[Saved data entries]

___

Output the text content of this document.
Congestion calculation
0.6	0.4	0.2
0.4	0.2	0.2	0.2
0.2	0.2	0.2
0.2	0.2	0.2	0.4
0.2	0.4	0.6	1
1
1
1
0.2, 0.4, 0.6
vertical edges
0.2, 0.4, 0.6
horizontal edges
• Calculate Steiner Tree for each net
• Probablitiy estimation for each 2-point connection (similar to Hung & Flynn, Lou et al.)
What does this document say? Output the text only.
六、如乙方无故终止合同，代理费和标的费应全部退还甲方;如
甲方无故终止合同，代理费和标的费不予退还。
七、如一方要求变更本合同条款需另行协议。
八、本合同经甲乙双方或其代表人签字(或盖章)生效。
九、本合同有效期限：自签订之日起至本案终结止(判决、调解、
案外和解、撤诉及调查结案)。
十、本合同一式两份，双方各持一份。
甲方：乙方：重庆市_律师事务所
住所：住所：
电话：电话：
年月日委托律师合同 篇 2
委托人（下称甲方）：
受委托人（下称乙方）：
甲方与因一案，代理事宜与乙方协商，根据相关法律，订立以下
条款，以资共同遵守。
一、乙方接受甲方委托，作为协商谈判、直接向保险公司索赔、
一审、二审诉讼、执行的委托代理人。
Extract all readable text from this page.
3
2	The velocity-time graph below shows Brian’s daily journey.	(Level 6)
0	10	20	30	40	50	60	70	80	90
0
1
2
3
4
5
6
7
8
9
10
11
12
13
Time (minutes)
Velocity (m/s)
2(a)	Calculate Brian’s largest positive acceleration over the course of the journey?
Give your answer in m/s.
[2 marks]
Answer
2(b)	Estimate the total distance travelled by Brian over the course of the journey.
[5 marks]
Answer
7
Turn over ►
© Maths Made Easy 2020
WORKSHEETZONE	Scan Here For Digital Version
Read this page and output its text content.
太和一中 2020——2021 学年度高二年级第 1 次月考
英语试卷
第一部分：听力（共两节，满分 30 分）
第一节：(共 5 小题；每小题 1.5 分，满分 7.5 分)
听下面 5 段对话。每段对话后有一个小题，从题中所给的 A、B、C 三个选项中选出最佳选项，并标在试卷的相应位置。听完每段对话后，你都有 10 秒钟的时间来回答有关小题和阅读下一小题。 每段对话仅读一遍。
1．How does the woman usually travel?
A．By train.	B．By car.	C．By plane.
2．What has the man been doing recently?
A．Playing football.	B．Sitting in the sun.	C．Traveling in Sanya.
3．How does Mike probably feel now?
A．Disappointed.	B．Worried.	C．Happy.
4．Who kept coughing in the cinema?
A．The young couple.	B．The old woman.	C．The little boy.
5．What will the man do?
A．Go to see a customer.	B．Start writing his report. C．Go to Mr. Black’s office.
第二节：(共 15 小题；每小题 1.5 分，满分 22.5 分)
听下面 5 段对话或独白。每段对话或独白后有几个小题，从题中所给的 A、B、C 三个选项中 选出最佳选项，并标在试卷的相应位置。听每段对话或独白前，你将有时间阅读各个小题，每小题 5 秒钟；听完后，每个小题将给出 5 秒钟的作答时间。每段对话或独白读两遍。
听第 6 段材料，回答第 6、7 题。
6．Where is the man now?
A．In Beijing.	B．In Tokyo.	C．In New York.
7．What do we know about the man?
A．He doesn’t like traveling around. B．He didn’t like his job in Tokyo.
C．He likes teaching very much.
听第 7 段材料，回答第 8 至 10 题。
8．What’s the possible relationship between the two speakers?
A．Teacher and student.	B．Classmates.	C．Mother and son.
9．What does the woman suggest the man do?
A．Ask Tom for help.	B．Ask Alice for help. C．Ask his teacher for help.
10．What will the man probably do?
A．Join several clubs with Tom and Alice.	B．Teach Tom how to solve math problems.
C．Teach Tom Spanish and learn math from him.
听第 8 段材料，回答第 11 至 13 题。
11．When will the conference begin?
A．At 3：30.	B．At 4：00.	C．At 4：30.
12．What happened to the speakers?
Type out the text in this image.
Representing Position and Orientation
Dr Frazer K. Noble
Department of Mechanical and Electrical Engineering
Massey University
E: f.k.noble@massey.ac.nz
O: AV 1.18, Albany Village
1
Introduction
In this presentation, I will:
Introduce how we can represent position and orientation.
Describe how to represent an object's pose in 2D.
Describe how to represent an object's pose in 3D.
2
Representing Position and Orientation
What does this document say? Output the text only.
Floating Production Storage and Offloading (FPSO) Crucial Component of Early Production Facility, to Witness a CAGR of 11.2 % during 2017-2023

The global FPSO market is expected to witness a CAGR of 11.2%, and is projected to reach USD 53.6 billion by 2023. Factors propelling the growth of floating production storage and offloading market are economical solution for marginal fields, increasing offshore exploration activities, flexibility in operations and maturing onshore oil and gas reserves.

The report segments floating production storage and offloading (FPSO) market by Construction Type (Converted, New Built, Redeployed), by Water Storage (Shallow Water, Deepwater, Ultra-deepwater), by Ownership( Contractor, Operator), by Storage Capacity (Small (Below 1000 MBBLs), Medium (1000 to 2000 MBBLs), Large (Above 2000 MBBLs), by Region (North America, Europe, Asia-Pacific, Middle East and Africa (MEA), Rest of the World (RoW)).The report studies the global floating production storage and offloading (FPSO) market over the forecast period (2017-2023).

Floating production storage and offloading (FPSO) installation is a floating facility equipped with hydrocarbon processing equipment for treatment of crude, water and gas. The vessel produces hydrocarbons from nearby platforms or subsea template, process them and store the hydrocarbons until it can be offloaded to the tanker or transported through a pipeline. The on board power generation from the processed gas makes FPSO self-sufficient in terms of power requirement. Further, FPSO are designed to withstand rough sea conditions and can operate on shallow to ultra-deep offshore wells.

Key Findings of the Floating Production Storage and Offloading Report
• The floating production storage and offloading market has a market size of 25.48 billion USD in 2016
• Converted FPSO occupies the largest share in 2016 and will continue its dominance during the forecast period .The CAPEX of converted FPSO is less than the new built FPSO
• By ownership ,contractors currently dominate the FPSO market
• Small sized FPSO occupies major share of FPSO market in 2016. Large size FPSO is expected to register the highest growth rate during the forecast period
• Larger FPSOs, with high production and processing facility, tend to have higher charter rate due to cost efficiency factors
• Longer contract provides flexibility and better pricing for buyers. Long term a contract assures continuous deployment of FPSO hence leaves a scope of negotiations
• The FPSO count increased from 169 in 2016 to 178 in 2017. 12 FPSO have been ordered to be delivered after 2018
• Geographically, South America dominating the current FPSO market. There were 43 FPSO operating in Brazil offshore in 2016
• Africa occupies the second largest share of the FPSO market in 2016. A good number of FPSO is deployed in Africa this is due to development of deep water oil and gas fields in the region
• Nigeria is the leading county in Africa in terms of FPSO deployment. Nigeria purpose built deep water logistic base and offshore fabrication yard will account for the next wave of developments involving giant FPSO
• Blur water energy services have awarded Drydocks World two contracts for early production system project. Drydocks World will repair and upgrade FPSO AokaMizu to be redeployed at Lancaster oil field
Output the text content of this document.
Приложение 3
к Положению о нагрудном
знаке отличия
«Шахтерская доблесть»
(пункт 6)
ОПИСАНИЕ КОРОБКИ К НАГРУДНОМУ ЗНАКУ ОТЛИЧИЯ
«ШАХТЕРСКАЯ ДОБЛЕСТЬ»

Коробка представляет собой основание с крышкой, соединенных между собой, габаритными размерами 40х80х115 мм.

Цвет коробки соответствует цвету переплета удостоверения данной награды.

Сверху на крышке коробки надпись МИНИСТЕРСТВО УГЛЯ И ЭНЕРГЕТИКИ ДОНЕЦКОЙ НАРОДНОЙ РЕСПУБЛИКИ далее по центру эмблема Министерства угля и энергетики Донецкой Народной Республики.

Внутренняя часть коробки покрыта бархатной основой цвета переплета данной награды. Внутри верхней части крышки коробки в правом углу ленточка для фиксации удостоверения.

___

• Directions for this task: Give only the number of lines in the material above that include the word "Calculate".

• Solution to the problem: 2